Data listing:
----------

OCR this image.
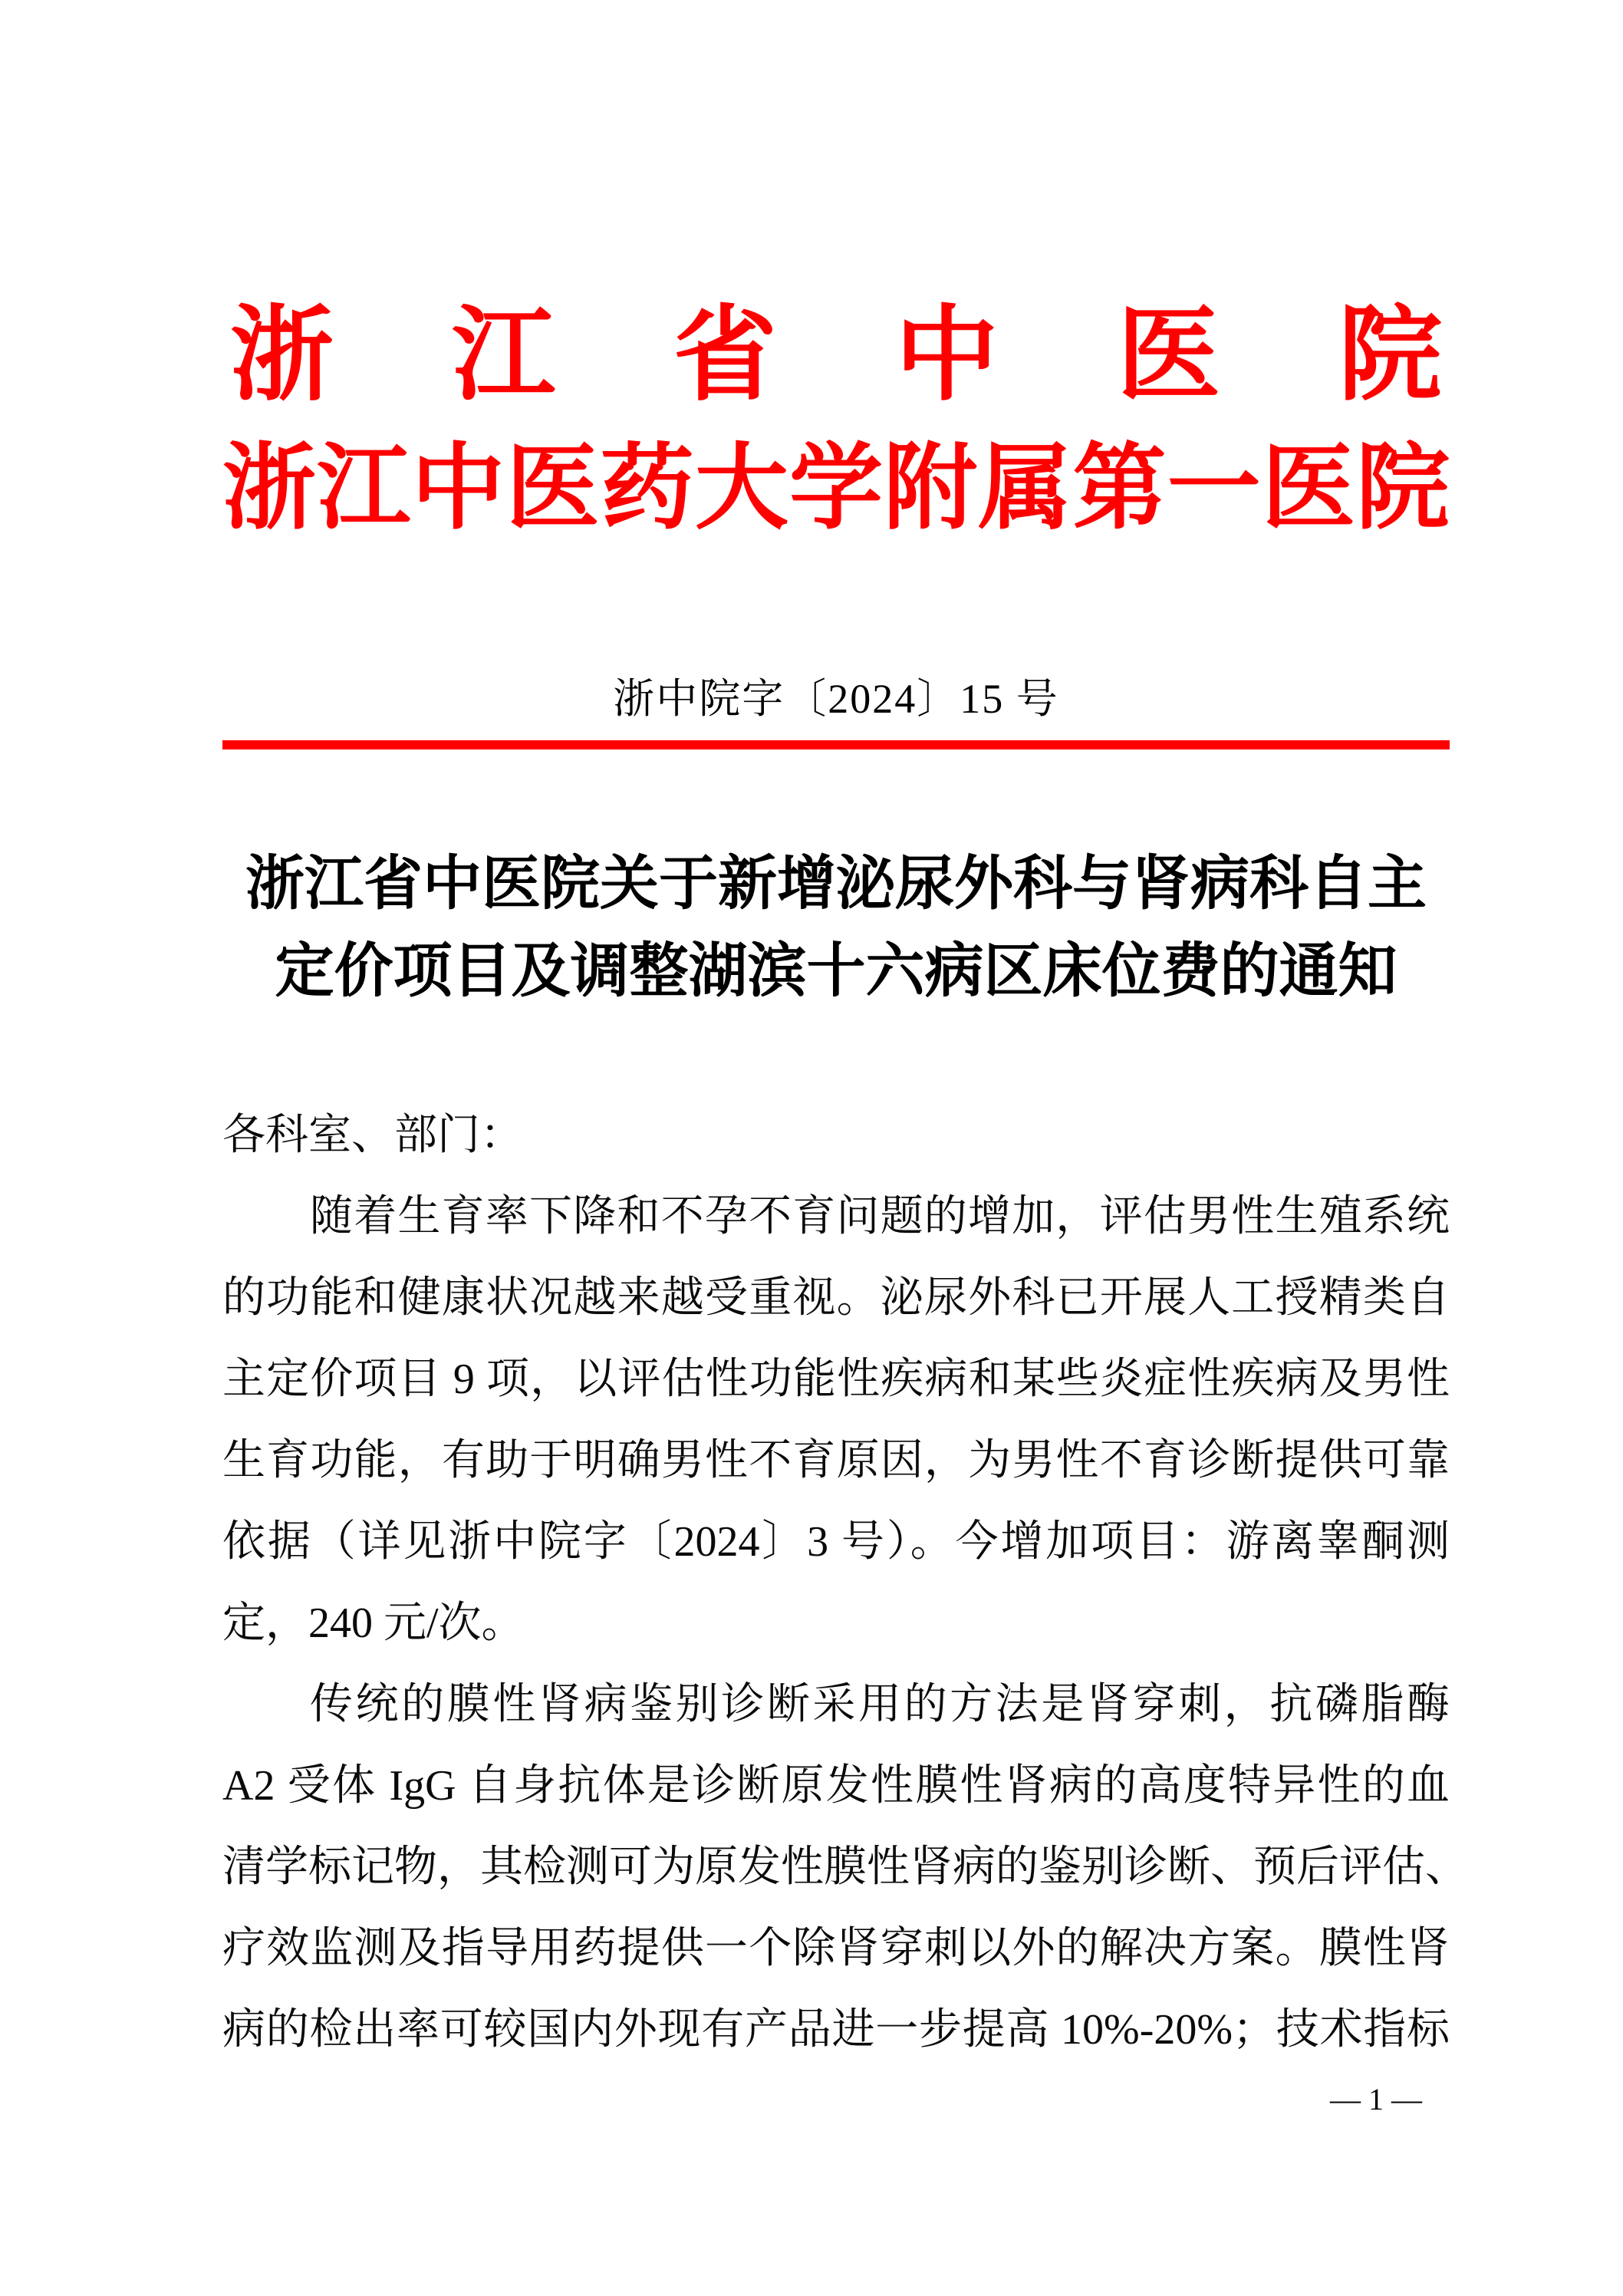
浙江省中医院
浙江中医药大学附属第一医院
浙中院字〔2024〕15 号
浙江省中医院关于新增泌尿外科与肾病科自主
定价项目及调整湖滨十六病区床位费的通知
各科室、部门：
随着生育率下降和不孕不育问题的增加，评估男性生殖系统
的功能和健康状况越来越受重视。泌尿外科已开展人工授精类自
主定价项目 9 项，以评估性功能性疾病和某些炎症性疾病及男性
生育功能，有助于明确男性不育原因，为男性不育诊断提供可靠
依据（详见浙中院字〔2024〕3 号）。今增加项目：游离睾酮测
定，240 元/次。
传统的膜性肾病鉴别诊断采用的方法是肾穿刺，抗磷脂酶
A2 受体 IgG 自身抗体是诊断原发性膜性肾病的高度特异性的血
清学标记物，其检测可为原发性膜性肾病的鉴别诊断、预后评估、
疗效监测及指导用药提供一个除肾穿刺以外的解决方案。膜性肾
病的检出率可较国内外现有产品进一步提高 10%-20%；技术指标
— 1 —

----------

▸ Instruction
Without the pictures, transcribe the listing above exactly.

▸ Result below
OCR this image.
浙江省中医院
浙江中医药大学附属第一医院
浙中院字〔2024〕15 号
浙江省中医院关于新增泌尿外科与肾病科自主
定价项目及调整湖滨十六病区床位费的通知
各科室、部门：
随着生育率下降和不孕不育问题的增加，评估男性生殖系统
的功能和健康状况越来越受重视。泌尿外科已开展人工授精类自
主定价项目 9 项，以评估性功能性疾病和某些炎症性疾病及男性
生育功能，有助于明确男性不育原因，为男性不育诊断提供可靠
依据（详见浙中院字〔2024〕3 号）。今增加项目：游离睾酮测
定，240 元/次。
传统的膜性肾病鉴别诊断采用的方法是肾穿刺，抗磷脂酶
A2 受体 IgG 自身抗体是诊断原发性膜性肾病的高度特异性的血
清学标记物，其检测可为原发性膜性肾病的鉴别诊断、预后评估、
疗效监测及指导用药提供一个除肾穿刺以外的解决方案。膜性肾
病的检出率可较国内外现有产品进一步提高 10%-20%；技术指标
— 1 —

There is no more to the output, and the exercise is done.